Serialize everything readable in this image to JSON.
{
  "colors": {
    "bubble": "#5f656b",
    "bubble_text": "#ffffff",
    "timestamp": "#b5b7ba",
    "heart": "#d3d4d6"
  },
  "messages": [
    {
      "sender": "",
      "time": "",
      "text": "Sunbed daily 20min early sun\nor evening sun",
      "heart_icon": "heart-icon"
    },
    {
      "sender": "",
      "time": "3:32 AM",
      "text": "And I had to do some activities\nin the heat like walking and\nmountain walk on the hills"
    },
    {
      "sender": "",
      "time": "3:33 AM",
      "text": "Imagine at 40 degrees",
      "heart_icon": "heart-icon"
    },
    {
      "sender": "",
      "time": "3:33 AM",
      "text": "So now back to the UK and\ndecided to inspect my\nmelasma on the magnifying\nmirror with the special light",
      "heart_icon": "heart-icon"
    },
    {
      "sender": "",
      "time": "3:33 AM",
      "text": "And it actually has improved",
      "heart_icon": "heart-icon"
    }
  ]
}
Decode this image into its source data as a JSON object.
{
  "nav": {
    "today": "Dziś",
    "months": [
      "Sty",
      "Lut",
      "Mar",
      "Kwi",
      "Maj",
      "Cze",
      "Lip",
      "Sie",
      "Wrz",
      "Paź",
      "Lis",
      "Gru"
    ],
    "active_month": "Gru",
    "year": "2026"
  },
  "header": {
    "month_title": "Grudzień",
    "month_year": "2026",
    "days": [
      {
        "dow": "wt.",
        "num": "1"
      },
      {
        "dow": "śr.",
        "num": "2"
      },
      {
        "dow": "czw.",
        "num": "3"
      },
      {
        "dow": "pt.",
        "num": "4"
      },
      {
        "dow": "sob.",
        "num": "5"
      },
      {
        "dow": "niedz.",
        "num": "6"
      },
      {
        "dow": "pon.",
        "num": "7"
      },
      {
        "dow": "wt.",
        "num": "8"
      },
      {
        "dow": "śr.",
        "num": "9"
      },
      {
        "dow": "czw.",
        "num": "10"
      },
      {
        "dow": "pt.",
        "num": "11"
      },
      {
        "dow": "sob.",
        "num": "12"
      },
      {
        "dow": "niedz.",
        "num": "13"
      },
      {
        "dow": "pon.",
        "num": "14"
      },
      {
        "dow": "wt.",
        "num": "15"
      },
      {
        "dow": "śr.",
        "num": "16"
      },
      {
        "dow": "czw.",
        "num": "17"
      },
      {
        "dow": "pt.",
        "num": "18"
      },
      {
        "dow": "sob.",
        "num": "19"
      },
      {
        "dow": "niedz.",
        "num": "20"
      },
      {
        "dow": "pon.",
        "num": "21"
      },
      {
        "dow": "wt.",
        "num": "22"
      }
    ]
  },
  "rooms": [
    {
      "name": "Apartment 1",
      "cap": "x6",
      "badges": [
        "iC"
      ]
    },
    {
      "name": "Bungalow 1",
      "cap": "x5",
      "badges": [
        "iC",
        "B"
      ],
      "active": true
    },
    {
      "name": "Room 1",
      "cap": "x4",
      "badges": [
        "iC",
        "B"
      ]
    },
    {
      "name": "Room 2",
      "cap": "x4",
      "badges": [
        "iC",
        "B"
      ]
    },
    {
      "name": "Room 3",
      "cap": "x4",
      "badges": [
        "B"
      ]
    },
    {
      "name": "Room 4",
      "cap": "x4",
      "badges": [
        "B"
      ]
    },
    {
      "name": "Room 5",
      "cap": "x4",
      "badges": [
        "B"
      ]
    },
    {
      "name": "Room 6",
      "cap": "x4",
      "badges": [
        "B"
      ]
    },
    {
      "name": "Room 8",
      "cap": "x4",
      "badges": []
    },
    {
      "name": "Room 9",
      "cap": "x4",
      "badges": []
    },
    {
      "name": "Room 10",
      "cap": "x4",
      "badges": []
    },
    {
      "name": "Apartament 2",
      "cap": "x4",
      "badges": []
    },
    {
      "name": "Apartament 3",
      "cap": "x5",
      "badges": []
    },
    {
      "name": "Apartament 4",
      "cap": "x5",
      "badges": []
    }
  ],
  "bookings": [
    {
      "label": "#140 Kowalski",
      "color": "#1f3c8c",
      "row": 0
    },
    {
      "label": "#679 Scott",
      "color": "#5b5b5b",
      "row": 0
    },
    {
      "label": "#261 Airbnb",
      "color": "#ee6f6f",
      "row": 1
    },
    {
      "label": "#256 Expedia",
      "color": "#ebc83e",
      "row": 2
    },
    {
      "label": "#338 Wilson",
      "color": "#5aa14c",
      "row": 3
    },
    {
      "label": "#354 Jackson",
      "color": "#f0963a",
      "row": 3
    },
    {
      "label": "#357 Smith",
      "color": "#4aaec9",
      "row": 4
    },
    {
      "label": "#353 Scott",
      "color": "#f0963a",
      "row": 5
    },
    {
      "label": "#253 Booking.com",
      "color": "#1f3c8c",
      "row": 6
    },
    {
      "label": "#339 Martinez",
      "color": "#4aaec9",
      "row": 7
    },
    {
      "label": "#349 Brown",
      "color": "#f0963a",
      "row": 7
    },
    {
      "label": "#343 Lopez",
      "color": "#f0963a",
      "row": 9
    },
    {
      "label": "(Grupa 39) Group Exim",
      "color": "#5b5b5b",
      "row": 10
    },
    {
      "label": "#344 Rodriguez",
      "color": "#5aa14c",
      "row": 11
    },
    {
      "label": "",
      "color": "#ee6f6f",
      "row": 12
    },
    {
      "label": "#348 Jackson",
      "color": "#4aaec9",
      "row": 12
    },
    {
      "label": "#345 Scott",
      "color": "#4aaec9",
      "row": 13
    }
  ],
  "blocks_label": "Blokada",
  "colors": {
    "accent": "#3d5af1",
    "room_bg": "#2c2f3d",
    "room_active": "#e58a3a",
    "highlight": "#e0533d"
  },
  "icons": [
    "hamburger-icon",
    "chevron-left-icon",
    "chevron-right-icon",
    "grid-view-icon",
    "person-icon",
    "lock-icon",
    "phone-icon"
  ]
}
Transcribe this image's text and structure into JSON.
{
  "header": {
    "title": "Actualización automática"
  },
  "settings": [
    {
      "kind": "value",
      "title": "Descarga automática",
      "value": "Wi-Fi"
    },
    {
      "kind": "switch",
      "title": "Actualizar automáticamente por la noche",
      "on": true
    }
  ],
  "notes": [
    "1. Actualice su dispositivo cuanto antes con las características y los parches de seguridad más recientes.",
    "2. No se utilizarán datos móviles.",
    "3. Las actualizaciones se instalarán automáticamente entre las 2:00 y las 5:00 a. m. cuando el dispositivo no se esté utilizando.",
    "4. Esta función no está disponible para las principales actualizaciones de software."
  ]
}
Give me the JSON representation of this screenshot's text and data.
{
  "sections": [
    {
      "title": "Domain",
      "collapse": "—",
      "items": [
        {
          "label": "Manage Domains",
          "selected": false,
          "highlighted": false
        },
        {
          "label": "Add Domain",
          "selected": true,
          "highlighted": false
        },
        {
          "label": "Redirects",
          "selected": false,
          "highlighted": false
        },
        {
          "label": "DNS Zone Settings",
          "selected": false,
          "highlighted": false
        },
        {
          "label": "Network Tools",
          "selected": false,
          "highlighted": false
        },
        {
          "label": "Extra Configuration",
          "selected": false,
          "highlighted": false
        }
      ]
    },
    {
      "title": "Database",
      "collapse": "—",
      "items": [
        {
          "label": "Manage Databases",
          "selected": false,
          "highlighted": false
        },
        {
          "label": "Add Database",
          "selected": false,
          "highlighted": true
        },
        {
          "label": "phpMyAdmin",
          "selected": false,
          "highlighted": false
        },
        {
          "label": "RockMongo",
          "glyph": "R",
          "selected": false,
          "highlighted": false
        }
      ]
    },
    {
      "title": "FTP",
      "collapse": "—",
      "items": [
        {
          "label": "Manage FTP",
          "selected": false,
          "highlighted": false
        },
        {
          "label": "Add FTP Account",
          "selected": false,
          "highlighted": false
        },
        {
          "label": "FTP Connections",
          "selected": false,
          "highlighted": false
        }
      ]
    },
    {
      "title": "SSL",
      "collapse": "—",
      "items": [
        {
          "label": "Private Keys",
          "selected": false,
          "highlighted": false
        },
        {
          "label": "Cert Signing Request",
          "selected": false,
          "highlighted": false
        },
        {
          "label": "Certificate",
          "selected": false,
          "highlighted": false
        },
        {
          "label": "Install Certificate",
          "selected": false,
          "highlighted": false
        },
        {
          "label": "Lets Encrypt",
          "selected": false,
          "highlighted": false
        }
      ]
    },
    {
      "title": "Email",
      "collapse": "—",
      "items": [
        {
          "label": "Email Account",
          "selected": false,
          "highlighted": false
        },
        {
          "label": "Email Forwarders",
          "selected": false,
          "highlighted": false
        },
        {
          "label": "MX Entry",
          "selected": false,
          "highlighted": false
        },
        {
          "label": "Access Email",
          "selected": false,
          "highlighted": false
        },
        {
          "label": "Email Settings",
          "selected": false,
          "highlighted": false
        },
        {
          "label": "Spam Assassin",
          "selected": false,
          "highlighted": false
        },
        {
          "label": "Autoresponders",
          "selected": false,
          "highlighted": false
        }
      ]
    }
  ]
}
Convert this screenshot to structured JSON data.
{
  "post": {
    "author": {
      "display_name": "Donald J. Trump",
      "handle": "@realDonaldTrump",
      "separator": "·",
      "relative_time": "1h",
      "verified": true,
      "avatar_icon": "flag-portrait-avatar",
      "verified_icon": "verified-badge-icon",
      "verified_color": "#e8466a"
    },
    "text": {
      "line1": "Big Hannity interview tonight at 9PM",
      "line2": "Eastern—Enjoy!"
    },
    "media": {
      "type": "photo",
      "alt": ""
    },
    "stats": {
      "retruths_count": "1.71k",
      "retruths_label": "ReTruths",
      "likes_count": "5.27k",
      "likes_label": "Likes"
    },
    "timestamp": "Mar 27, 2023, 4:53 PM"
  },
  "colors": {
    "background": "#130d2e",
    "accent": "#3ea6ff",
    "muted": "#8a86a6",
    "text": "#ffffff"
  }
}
------------
= What to produce =
Pick out every line above that holds the word "into" and copy it.

= Completed task =
Decode this image into its source data as a JSON object.
Transcribe this image's text and structure into JSON.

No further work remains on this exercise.